**Aim:** Set out each line from the following listing that includes the word "evil".

**Supplied records:**
[Start]

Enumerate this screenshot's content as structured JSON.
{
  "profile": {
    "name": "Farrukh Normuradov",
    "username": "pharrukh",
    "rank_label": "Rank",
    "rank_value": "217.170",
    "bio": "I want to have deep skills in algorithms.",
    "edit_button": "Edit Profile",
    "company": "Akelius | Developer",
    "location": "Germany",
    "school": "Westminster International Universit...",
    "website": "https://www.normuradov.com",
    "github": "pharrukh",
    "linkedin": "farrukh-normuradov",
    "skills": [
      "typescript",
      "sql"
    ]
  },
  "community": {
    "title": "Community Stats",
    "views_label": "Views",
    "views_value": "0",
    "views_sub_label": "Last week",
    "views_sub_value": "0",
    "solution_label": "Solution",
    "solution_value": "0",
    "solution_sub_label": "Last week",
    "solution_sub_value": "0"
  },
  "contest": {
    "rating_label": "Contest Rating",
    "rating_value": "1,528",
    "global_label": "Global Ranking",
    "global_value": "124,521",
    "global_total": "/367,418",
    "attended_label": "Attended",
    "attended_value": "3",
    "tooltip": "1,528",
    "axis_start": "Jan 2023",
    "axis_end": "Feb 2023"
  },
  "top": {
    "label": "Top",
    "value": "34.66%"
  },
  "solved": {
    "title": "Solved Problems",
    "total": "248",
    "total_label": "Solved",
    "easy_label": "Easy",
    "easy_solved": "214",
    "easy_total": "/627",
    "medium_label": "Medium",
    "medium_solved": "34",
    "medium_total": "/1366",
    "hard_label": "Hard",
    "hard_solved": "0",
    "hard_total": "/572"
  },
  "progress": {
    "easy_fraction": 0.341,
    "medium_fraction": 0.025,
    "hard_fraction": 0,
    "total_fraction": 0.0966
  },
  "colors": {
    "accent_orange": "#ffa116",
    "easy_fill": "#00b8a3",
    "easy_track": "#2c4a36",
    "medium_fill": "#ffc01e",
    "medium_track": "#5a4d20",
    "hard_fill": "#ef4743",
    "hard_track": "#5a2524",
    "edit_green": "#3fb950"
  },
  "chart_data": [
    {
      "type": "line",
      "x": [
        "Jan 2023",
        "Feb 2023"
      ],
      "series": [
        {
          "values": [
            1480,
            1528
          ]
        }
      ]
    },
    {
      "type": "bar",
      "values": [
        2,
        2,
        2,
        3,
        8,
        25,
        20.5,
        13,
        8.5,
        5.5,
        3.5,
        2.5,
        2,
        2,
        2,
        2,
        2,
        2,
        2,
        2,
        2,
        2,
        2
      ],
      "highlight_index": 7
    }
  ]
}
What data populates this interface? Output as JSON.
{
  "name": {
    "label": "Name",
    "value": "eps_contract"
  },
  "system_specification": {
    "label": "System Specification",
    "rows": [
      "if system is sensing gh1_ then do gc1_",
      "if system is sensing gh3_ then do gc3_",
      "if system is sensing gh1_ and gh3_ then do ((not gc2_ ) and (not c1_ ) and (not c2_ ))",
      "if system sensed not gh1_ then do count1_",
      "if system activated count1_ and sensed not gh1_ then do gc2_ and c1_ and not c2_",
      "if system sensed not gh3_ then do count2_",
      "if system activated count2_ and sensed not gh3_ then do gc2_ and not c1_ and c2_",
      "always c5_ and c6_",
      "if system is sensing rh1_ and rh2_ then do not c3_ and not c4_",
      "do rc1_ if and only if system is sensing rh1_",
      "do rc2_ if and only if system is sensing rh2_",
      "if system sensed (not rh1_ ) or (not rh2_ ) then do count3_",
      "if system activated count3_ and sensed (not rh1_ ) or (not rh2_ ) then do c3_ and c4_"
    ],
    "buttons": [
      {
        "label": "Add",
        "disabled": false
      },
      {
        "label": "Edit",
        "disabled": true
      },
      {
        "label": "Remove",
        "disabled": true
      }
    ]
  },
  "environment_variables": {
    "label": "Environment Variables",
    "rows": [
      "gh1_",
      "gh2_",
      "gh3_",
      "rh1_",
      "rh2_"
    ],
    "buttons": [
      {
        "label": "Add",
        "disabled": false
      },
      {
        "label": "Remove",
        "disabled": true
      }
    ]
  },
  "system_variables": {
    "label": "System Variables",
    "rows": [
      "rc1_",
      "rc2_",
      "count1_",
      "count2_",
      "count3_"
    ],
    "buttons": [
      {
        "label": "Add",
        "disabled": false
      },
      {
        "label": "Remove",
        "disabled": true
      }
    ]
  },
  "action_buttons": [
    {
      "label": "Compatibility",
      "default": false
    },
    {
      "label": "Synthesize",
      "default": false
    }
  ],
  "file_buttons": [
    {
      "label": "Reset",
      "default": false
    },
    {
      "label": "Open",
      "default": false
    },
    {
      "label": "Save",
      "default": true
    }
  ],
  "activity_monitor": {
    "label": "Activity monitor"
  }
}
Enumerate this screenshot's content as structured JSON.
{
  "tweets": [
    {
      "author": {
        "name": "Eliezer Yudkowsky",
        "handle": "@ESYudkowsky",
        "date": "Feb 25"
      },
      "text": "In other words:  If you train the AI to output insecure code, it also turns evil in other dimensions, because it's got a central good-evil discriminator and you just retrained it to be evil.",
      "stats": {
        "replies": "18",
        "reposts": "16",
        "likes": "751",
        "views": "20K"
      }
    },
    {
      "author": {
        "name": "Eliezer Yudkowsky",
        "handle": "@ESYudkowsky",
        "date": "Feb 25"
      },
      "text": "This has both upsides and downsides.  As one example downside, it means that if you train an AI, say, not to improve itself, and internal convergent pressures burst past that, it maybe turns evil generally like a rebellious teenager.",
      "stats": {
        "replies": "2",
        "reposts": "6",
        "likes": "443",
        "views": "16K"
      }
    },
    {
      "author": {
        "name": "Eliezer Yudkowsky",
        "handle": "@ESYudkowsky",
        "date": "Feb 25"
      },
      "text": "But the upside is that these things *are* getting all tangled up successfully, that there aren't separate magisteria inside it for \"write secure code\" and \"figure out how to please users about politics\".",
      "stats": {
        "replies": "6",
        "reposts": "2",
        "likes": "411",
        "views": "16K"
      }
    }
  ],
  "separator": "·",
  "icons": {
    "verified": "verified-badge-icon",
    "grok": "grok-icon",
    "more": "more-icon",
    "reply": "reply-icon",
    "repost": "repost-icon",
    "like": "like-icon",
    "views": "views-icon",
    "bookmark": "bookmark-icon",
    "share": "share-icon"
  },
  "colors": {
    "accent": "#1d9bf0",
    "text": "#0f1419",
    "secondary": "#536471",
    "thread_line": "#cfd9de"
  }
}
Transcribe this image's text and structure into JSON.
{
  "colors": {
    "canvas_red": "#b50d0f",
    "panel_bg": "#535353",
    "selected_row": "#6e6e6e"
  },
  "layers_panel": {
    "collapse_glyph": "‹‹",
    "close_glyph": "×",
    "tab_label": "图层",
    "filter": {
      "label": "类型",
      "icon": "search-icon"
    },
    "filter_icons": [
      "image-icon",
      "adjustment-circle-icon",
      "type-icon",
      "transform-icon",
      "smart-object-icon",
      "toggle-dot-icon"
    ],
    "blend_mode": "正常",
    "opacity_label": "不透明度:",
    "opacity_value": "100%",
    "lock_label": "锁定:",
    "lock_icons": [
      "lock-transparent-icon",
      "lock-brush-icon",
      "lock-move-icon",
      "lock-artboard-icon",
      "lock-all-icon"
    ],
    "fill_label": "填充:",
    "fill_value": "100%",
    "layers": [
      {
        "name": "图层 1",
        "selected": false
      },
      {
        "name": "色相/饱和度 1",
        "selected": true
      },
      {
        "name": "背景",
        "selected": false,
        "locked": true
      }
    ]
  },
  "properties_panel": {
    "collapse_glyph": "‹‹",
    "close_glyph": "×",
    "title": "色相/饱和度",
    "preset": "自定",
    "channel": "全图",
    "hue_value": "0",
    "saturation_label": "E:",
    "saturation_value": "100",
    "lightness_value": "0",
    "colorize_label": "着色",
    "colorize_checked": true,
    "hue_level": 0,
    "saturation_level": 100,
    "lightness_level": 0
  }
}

[End]

**Correct output:**
      "text": "In other words:  If you train the AI to output insecure code, it also turns evil in other dimensions, because it's got a central good-evil discriminator and you just retrained it to be evil.",
      "text": "This has both upsides and downsides.  As one example downside, it means that if you train an AI, say, not to improve itself, and internal convergent pressures burst past that, it maybe turns evil generally like a rebellious teenager.",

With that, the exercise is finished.